## Lesetext:
Arne Slot erlebt seine erste Krise in Liverpool / Marc Atkins/GettyImages
Ich glaube, Slot hat an einem bestimmten Punkt versucht, zu viele Neuzugänge in seine Startelf einzubauen und dabei die Stabilität der Mannschaft geopfert, die diese letzte Saison noch auszeichnete. Das Team der letzten Saison war eingespielt, die Automatismen haben gegriffen und verstand sich blind. Hier gleich bis zu vier neue Spieler, davon drei Angreifer, in die Startelf einbauen zu wollen, ist eine Herausforderung und ich glaube, dass Slot hier zu schnell zu viel wollte.
Slot hat zu lange an Profis festgehalten, die außer Form waren oder sein Vertrauen nicht gerechtfertigt haben. Zu ihnen gehört allen voran Mohamed Salah. Der Ägypter spielte einen enttäuschenden Oktober und November und wurde dementsprechend konsequent auf die Bank gesetzt – und damit brach das nächste Drama los.

## Bereitgestellte Datensätze:
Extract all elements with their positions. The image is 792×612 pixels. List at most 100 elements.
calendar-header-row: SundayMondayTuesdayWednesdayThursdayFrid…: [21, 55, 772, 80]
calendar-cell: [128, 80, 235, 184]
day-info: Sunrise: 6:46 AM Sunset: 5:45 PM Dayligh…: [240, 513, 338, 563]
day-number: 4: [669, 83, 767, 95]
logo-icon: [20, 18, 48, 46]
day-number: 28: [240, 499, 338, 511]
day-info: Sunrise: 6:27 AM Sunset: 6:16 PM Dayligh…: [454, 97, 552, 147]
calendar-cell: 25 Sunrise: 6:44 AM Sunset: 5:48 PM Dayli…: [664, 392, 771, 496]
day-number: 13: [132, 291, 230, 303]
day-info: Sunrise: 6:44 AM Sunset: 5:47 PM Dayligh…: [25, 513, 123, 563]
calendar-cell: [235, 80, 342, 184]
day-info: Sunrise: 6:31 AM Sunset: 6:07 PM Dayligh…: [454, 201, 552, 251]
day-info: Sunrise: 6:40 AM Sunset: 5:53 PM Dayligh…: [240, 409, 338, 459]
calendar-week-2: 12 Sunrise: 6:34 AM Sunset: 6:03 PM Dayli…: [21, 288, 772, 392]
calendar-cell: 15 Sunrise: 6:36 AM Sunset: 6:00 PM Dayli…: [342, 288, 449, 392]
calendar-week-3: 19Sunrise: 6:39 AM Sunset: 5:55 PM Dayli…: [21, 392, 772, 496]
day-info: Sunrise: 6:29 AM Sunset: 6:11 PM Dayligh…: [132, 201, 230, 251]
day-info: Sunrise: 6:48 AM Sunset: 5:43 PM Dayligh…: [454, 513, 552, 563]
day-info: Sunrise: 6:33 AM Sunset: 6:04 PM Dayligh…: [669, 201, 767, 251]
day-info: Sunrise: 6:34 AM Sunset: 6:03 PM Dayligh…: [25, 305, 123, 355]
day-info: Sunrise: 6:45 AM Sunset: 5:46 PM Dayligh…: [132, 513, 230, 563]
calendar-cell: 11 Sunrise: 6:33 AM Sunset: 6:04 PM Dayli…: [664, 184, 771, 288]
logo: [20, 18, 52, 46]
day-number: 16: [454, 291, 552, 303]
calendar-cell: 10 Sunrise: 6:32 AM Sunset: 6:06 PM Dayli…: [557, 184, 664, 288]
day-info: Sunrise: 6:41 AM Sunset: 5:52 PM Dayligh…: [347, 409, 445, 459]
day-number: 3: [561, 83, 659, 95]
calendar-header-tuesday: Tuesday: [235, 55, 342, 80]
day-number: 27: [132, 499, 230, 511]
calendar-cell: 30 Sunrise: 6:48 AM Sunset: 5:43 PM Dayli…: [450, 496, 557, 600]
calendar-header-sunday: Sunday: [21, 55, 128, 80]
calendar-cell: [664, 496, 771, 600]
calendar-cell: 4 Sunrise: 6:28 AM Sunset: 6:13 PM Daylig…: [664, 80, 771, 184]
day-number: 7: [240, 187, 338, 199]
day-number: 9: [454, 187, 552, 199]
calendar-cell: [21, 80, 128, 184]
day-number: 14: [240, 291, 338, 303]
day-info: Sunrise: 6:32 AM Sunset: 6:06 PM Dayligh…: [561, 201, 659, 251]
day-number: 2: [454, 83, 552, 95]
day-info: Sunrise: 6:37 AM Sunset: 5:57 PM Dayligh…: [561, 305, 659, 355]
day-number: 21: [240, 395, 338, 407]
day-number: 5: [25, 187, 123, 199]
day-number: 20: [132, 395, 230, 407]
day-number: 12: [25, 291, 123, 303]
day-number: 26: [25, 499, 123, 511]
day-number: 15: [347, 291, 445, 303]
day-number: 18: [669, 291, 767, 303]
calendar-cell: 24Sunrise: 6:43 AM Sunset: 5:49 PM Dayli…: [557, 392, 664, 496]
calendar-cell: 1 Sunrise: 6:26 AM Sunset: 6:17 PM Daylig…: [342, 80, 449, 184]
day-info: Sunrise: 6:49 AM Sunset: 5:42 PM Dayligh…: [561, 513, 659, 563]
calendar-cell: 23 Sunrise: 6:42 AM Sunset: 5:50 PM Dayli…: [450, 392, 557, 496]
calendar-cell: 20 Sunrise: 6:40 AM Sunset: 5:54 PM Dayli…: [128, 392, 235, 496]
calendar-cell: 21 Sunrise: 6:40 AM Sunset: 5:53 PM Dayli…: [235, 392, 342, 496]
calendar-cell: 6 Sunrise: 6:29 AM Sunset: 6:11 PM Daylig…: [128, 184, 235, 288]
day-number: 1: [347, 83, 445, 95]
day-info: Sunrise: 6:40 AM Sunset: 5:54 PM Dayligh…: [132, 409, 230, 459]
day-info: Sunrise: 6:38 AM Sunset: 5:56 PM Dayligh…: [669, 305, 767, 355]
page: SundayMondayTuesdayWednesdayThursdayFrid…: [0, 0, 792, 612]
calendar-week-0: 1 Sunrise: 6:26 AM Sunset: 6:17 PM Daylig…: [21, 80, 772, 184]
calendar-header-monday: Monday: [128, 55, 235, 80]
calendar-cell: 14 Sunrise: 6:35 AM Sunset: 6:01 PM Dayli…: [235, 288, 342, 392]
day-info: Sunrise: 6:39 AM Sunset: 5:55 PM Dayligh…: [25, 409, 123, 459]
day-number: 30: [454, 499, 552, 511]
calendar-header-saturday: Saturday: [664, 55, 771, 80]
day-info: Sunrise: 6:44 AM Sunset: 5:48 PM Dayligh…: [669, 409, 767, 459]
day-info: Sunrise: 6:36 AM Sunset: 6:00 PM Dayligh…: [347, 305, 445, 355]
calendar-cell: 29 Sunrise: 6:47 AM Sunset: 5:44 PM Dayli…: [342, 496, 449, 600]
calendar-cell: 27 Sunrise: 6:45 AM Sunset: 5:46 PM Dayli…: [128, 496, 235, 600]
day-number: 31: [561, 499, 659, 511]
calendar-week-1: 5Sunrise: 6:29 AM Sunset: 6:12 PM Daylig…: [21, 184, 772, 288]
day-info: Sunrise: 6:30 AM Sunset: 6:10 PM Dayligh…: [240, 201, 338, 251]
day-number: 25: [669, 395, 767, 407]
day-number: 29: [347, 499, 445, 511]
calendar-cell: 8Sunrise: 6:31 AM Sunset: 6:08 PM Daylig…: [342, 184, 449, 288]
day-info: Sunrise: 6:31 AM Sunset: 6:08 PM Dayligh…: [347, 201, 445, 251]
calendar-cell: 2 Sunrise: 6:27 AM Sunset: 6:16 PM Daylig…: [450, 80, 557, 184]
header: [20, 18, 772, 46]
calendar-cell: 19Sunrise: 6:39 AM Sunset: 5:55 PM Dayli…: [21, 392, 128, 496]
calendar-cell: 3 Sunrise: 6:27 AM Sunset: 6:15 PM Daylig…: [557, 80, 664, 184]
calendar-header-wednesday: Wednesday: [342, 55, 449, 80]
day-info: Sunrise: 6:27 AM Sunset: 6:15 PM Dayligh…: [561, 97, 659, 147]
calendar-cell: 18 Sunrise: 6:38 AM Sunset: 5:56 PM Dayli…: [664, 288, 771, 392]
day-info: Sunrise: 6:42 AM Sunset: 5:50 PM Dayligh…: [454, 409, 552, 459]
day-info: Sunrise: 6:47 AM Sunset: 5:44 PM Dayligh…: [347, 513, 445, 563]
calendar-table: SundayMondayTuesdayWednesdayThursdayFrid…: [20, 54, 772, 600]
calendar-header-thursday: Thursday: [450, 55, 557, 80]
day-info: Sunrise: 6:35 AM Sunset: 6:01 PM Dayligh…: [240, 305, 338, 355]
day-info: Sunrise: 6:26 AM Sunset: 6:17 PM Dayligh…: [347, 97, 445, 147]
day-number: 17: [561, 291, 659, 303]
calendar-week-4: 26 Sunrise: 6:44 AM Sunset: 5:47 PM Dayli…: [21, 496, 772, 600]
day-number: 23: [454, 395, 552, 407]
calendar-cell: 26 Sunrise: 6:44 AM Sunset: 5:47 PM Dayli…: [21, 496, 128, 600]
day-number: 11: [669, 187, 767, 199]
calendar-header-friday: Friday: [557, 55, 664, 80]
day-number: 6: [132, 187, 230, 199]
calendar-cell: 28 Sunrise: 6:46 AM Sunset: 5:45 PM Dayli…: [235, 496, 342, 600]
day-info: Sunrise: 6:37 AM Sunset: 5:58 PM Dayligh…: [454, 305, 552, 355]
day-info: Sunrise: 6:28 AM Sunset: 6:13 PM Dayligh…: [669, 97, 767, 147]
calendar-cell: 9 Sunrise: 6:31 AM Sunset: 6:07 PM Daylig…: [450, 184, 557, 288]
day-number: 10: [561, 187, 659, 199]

## Deine Aufgaben:
#1 Zähle alle Personen auf, die im Lesetext mit Namen genannt werden.
#2 Setze den Text über Arne Slots Krise in Liverpool nach seinem letzten Satz fort.
Die Datensätze haben mit dem Lesetext nichts zu tun.

## Deine Antworten:
#1 Arne Slot, Marc Atkins, Mohamed Salah

#2
Denn dem 33-Jährigen schmeckte die Degradierung so gar nicht. Und so trat er nach dem 3:3 gegen Leeds United vor die Mikrofone und lieferte eines der aufsehenerregendsten Interviews der letzten Jahre ab. Salah nahm kein Blatt vor den Mund, er fühlte sich vom Verein "unter den Bus geworfen" und kritisierte Arne Slot, zu dem er "gar kein Verhältnis" mehr habe.
Dass er obendrein offen ließ, ob er auch im Februar noch für Liverpool spielt, setzte dem ganzen die Krone auf. Und hier zeigt sich wieder einmal Salahs Persönlichkeit. Der Ägypter bleibt eine der größten Diven im Weltfußball. Jamie Carragher hat völlig Recht, wenn er sagt, dass Salah immer nur dann vor die Mikrofone tritt, wenn er seine persönliche Situation verbessern oder den Verein unter Druck setzen will.
Letzteres tat er mit seinen Aussagen – und offenbarte dabei, dass es ihn vor allem immer um eine Sache geht: sich selbst. Auf dem Platz übersieht er regelmäßig besser postierte Mitspieler – Florian Wirtz kann davon ein Lied singen – und man wird das Gefühl nichts los, dass ihm seine persönlichen Statistiken am wichtigsten sind.

Mohamed Salah sorgte für viel Wirbel / Robbie Jay Barratt - AMA/GettyImages
Das soll damals schon Zankapfel mit Sadio Mané gewesen sein. Angeblich war Salahs egoistische Spielweise ein Grund, weshalb sich Mané dem FC Bayern anschloss. Solange es gut läuft, sagt niemand was, aber in schlechten Phasen braucht man Spieler die voran gehen. Eigentlich sollte Salah so eine Rolle übernehmen können, doch stattdessen verhält er sich wie ein bockiges Kind.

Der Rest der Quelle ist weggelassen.